## THE PROBLEM
Work through the data line by line, gathering every line that has the word "count".

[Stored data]
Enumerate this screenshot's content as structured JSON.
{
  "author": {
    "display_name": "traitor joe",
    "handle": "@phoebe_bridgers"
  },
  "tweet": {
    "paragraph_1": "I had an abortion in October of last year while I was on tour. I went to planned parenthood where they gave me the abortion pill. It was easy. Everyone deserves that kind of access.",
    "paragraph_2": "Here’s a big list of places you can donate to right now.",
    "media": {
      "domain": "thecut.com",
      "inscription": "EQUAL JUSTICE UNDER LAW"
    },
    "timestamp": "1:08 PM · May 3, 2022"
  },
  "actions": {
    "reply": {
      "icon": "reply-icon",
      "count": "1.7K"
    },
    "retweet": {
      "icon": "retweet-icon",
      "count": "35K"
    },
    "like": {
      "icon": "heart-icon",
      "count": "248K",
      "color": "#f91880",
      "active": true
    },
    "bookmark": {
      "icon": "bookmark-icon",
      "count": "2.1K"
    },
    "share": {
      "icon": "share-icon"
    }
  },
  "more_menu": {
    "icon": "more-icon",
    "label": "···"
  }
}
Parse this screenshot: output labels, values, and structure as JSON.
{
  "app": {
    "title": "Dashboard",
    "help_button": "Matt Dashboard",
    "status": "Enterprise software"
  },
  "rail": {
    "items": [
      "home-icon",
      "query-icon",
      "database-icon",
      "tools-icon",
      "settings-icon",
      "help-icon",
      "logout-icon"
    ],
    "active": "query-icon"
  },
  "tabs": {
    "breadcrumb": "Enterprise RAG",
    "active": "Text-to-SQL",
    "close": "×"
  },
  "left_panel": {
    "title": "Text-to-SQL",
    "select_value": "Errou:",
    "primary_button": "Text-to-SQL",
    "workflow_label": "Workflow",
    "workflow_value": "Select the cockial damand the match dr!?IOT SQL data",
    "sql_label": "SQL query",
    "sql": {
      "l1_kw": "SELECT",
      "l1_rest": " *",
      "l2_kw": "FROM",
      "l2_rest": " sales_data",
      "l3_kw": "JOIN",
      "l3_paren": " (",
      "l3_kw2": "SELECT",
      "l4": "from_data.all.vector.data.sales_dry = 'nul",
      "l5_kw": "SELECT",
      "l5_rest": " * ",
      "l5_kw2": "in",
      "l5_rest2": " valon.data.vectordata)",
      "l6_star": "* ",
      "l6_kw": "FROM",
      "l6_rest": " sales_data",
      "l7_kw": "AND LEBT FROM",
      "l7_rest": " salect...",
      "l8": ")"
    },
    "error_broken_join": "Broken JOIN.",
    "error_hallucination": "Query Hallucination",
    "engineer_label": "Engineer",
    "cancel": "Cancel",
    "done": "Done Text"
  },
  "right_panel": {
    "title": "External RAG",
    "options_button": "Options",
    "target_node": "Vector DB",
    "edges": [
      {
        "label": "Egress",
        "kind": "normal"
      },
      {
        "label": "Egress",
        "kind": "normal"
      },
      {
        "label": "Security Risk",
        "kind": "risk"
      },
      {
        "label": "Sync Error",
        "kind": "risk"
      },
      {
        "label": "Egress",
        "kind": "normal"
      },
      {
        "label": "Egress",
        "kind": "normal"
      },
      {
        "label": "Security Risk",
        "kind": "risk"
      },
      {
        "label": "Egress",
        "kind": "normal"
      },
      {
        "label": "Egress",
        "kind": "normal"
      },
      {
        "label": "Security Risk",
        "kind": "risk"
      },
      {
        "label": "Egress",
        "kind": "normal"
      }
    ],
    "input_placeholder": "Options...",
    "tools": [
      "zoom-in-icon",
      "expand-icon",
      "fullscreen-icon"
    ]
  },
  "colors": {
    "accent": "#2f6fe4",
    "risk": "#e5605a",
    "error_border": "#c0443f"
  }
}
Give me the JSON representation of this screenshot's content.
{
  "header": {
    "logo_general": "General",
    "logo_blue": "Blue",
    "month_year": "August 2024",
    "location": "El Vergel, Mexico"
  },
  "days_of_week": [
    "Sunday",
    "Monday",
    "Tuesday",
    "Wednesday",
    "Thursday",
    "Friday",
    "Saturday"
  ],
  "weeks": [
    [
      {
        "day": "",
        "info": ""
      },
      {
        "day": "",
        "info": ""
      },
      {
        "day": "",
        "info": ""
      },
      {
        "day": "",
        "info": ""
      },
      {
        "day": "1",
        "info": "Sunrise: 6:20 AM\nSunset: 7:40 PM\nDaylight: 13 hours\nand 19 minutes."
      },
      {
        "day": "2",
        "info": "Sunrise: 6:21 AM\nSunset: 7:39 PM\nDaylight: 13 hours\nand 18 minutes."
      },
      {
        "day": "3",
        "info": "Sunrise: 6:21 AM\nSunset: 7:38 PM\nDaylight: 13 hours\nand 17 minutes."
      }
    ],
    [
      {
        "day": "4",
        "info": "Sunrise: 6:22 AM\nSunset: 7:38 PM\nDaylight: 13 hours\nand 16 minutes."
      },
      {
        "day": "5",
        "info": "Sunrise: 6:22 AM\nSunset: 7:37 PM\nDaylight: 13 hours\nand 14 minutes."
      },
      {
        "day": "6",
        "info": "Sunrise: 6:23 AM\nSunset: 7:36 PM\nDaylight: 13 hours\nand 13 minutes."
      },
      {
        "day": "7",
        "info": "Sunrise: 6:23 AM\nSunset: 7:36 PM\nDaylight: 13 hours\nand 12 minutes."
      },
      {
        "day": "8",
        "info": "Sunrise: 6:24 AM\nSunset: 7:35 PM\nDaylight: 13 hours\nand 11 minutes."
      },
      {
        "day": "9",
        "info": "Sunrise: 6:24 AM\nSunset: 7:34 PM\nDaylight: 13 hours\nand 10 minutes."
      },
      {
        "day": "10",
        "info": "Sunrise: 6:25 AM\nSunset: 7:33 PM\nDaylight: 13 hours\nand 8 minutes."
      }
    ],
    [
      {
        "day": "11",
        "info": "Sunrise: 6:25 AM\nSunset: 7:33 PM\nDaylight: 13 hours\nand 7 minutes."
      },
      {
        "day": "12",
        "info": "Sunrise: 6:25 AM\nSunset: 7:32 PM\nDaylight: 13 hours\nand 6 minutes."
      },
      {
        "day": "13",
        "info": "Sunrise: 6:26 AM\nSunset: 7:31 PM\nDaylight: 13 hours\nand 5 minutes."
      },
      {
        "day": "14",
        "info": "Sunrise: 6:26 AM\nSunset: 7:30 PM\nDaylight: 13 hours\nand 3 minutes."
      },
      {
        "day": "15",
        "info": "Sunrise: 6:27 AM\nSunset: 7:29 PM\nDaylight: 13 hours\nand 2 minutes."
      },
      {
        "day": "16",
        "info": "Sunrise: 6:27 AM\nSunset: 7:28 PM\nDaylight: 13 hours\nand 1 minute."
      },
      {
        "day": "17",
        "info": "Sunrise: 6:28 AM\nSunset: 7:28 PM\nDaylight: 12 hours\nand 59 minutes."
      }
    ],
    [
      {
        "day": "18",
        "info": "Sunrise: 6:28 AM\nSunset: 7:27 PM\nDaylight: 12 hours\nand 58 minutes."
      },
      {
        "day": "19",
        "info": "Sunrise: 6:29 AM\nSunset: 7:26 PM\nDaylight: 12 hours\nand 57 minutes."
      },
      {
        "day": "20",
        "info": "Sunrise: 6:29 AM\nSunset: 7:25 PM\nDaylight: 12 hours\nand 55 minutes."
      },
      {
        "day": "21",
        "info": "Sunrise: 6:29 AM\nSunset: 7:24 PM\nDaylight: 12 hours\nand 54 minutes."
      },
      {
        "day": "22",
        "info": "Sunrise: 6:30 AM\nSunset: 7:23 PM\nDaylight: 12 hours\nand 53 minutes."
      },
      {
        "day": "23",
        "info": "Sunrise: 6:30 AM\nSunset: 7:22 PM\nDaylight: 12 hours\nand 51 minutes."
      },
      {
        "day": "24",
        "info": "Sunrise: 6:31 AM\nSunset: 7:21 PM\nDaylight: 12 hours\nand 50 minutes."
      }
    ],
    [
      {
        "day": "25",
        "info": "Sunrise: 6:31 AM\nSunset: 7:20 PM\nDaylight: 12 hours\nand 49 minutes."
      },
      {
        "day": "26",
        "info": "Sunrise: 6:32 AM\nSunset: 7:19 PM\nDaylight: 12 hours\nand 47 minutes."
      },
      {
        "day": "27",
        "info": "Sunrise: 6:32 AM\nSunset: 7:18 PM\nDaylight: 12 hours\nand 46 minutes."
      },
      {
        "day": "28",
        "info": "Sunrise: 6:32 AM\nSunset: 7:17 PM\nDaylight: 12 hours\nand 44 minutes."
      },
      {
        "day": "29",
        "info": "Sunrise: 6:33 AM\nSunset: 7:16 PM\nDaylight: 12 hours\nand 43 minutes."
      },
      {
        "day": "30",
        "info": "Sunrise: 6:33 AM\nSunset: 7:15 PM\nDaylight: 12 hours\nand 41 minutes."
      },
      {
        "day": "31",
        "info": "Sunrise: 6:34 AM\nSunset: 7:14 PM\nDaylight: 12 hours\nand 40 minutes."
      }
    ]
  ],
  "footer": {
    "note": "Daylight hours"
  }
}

## THE OUTPUT
      "count": "1.7K"
      "count": "35K"
      "count": "248K",
      "count": "2.1K"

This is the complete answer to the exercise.